◆ **SOURCE EXCERPT**:
Chapter 9 Association Statistics

In this chapter we will look into the correlation and linear regression model in R.

I will assume that you have a basic understanding of what all statistics mentioned in this book are, as they are commonly used among psychologists. However, let's start with a brief statistics re-cap to be on the same page.

Both the correlation - usually reported with Pearson's r coefficient - and the regression - also known as (general) linear model - give us measures of association. The association can be positive (the larger x, the larger y) or negative (the larger x, the smaller y), which is reflected by the sign of the coefficient: r = 1 would be a perfect positive correlation and r = -1 would be a perfect negative correlation.

Hopefully, you have heard this one thousand times already, so let me tell you for the thousand and first time: Correlation does not imply causation. The correlation coefficient r only tells us about the direction and strength of the association and nothing about the causal relation. However, in the regression model we can check whether Y changes on the basis of X, so we can include assumptions of cause and effect in our model¹²

Age and circumference of orange trees shown in a scatterplot. We can see that there seems to be a positive relationship between the two measures: The older the tree, the larger the circumference.

Figure 9.1: Age and circumference of orange trees shown in a scatterplot. We can see that there seems to be a positive relationship between the two measures: The older the tree, the larger the circumference.

◆ **WRITTEN EXERCISE 1**:
Answer these questions using the chapter on association statistics:
(a) Which coefficient is usually used to report a correlation?
(b) What does r = -1 stand for?
(c) What relationship does Figure 9.1 show between the age and the circumference of orange trees?

Labeled box records:
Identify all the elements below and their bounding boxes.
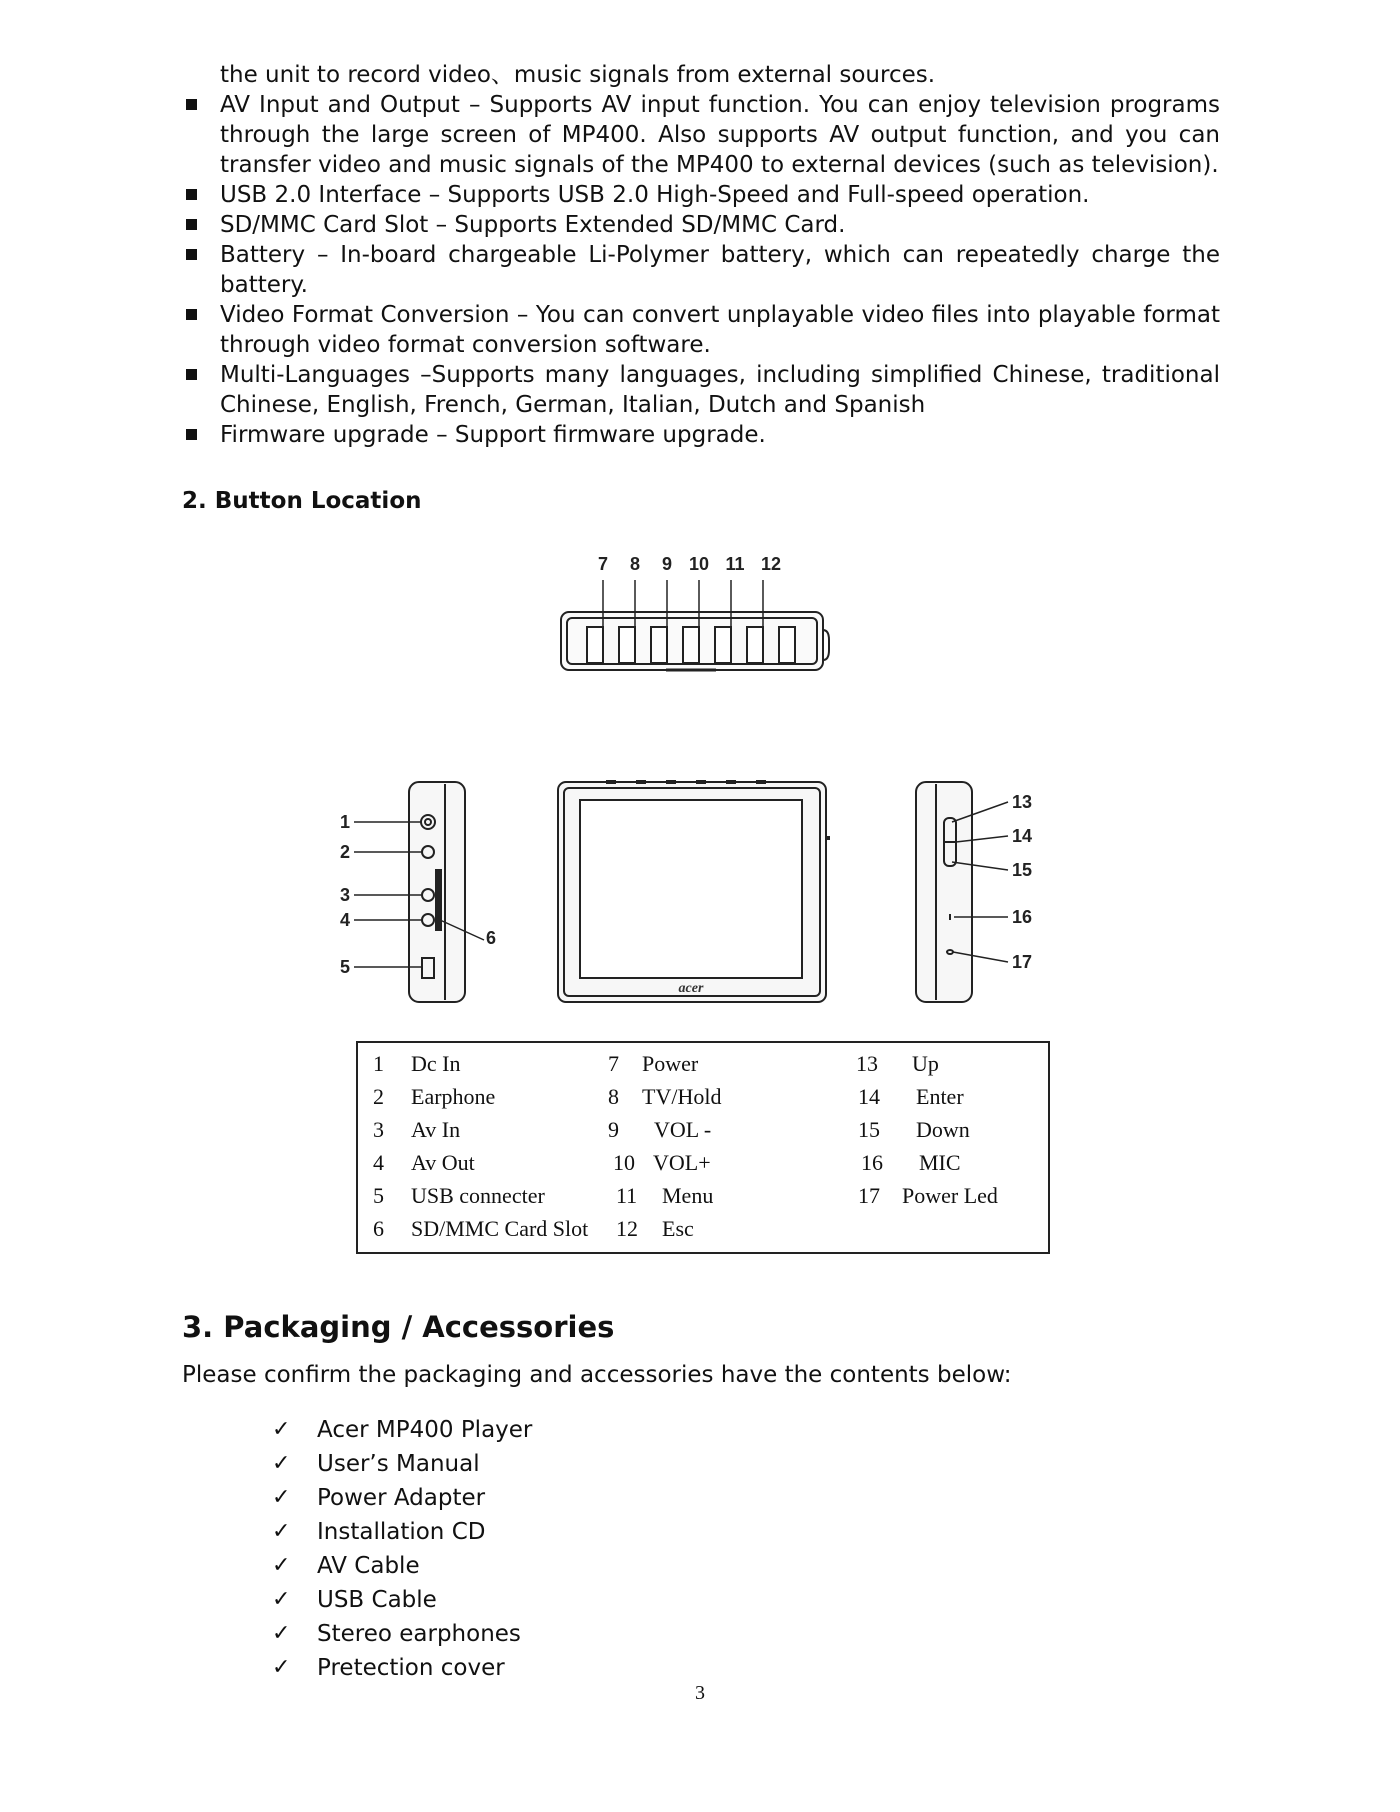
feature-item: SD/MMC Card Slot – Supports Extended SD/MMC Card.	[180, 210, 1220, 240]
legend-label: Av In	[411, 1117, 461, 1142]
accessory-item	[272, 1481, 532, 1515]
legend-entry	[858, 1183, 998, 1209]
legend-entry	[373, 1150, 475, 1176]
callout-5: 5	[340, 957, 351, 977]
legend-label: Power	[642, 1051, 699, 1076]
legend-entry	[856, 1051, 939, 1077]
legend-number: 7	[608, 1051, 619, 1076]
legend-entry	[373, 1183, 545, 1209]
accessory-item	[272, 1617, 532, 1651]
legend-label: VOL -	[654, 1117, 712, 1142]
feature-item: AV Input and Output – Supports AV input function. You can enjoy television programs through the large screen of MP400. Also supports AV output function, and you can transfer video and music signals of the MP400 to external devices (such as television).	[180, 90, 1220, 180]
button-location-heading: 2. Button Location	[182, 488, 422, 514]
callout-6: 6	[486, 928, 497, 948]
legend-label: Power Led	[902, 1183, 998, 1208]
accessory-label: Stereo earphones	[317, 1621, 521, 1647]
legend-label: Esc	[662, 1216, 694, 1241]
legend-label: Down	[916, 1117, 970, 1142]
accessory-item	[272, 1583, 532, 1617]
callout-4: 4	[340, 910, 351, 930]
legend-entry	[608, 1084, 721, 1110]
callout-9: 9	[661, 554, 673, 574]
legend-label: USB connecter	[411, 1183, 545, 1208]
callout-17: 17	[1012, 952, 1033, 972]
button-legend-table	[356, 1041, 1050, 1254]
feature-continuation: the unit to record video、music signals from external sources.	[220, 62, 936, 88]
checkmark-icon: ✓	[272, 1655, 291, 1680]
callout-8: 8	[629, 554, 641, 574]
legend-label: Av Out	[411, 1150, 475, 1175]
callout-14: 14	[1012, 826, 1033, 846]
accessory-label: Installation CD	[317, 1519, 486, 1545]
checkmark-icon: ✓	[272, 1451, 291, 1476]
legend-number: 15	[858, 1117, 880, 1142]
callout-15: 15	[1012, 860, 1033, 880]
checkmark-icon: ✓	[272, 1621, 291, 1646]
feature-item: Multi-Languages –Supports many languages, including simplified Chinese, traditional Chinese, English, French, German, Italian, Dutch and Spanish	[180, 360, 1220, 420]
legend-number: 10	[613, 1150, 635, 1175]
accessory-item	[272, 1515, 532, 1549]
legend-number: 3	[373, 1117, 384, 1142]
legend-entry	[858, 1117, 970, 1143]
callout-7: 7	[597, 554, 609, 574]
legend-label: Menu	[662, 1183, 714, 1208]
legend-entry	[616, 1183, 713, 1209]
legend-label: Enter	[916, 1084, 964, 1109]
feature-list	[180, 60, 1220, 450]
accessory-label: Pretection cover	[317, 1655, 505, 1681]
legend-number: 14	[858, 1084, 880, 1109]
legend-entry	[861, 1150, 961, 1176]
accessory-item	[272, 1413, 532, 1447]
checkmark-icon: ✓	[272, 1553, 291, 1578]
legend-entry	[608, 1117, 711, 1143]
callout-3: 3	[340, 885, 351, 905]
legend-number: 12	[616, 1216, 638, 1241]
checkmark-icon: ✓	[272, 1417, 291, 1442]
legend-entry	[613, 1150, 711, 1176]
legend-entry	[373, 1084, 495, 1110]
legend-number: 13	[856, 1051, 878, 1076]
legend-number: 1	[373, 1051, 384, 1076]
legend-number: 17	[858, 1183, 880, 1208]
legend-label: Up	[912, 1051, 939, 1076]
device-diagram	[336, 530, 1076, 1020]
legend-number: 4	[373, 1150, 384, 1175]
accessory-label: USB Cable	[317, 1587, 437, 1613]
accessory-label: AV Cable	[317, 1553, 420, 1579]
legend-label: Earphone	[411, 1084, 496, 1109]
legend-entry	[608, 1051, 698, 1077]
left-side-view	[354, 782, 484, 1002]
legend-number: 5	[373, 1183, 384, 1208]
packaging-heading: 3. Packaging / Accessories	[182, 1310, 615, 1344]
legend-number: 8	[608, 1084, 619, 1109]
accessory-item	[272, 1447, 532, 1481]
legend-label: VOL+	[653, 1150, 711, 1175]
accessory-label: Acer MP400 Player	[317, 1417, 533, 1443]
legend-number: 16	[861, 1150, 883, 1175]
feature-item: Firmware upgrade – Support firmware upgrade.	[180, 420, 1220, 450]
feature-item: Battery – In-board chargeable Li-Polymer battery, which can repeatedly charge the battery.	[180, 240, 1220, 300]
callout-2: 2	[340, 842, 351, 862]
legend-label: TV/Hold	[642, 1084, 722, 1109]
legend-label: MIC	[919, 1150, 961, 1175]
accessory-label: User’s Manual	[317, 1451, 480, 1477]
callout-1: 1	[340, 812, 351, 832]
packaging-intro: Please confirm the packaging and accessories have the contents below:	[182, 1362, 1012, 1388]
legend-entry	[373, 1216, 588, 1242]
legend-label: Dc In	[411, 1051, 461, 1076]
legend-number: 6	[373, 1216, 384, 1241]
legend-label: SD/MMC Card Slot	[411, 1216, 589, 1241]
legend-number: 9	[608, 1117, 619, 1142]
callout-16: 16	[1012, 907, 1033, 927]
callout-11: 11	[725, 554, 745, 574]
top-view	[561, 580, 829, 670]
callout-10: 10	[688, 554, 710, 574]
front-view	[558, 782, 830, 1002]
checkmark-icon: ✓	[272, 1519, 291, 1544]
callout-12: 12	[760, 554, 782, 574]
accessory-label: Power Adapter	[317, 1485, 486, 1511]
legend-entry	[373, 1051, 460, 1077]
page-number: 3	[695, 1682, 705, 1704]
legend-number: 2	[373, 1084, 384, 1109]
callout-13: 13	[1012, 792, 1033, 812]
accessory-item	[272, 1651, 532, 1685]
legend-entry	[858, 1084, 964, 1110]
device-diagram-svg	[336, 530, 1076, 1020]
right-side-view	[916, 782, 1008, 1002]
legend-number: 11	[616, 1183, 638, 1208]
checkmark-icon: ✓	[272, 1587, 291, 1612]
legend-entry	[616, 1216, 694, 1242]
feature-item: USB 2.0 Interface – Supports USB 2.0 High-Speed and Full-speed operation.	[180, 180, 1220, 210]
brand-logo: acer	[678, 981, 704, 996]
legend-entry	[373, 1117, 460, 1143]
feature-item: Video Format Conversion – You can convert unplayable video files into playable format through video format conversion software.	[180, 300, 1220, 360]
accessory-item	[272, 1549, 532, 1583]
accessories-list	[272, 1413, 532, 1685]
checkmark-icon: ✓	[272, 1485, 291, 1510]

◆ **WRITTEN EXERCISE 2**:
Report how many lines of the records contain the string "checkmark", with case counting. Give only the number.

◆ **RESULT 1**:
(a) Pearson's r coefficient.
(b) A perfect negative correlation.
(c) A positive relationship: the older the tree, the larger the circumference.

◆ **RESULT 2**:
8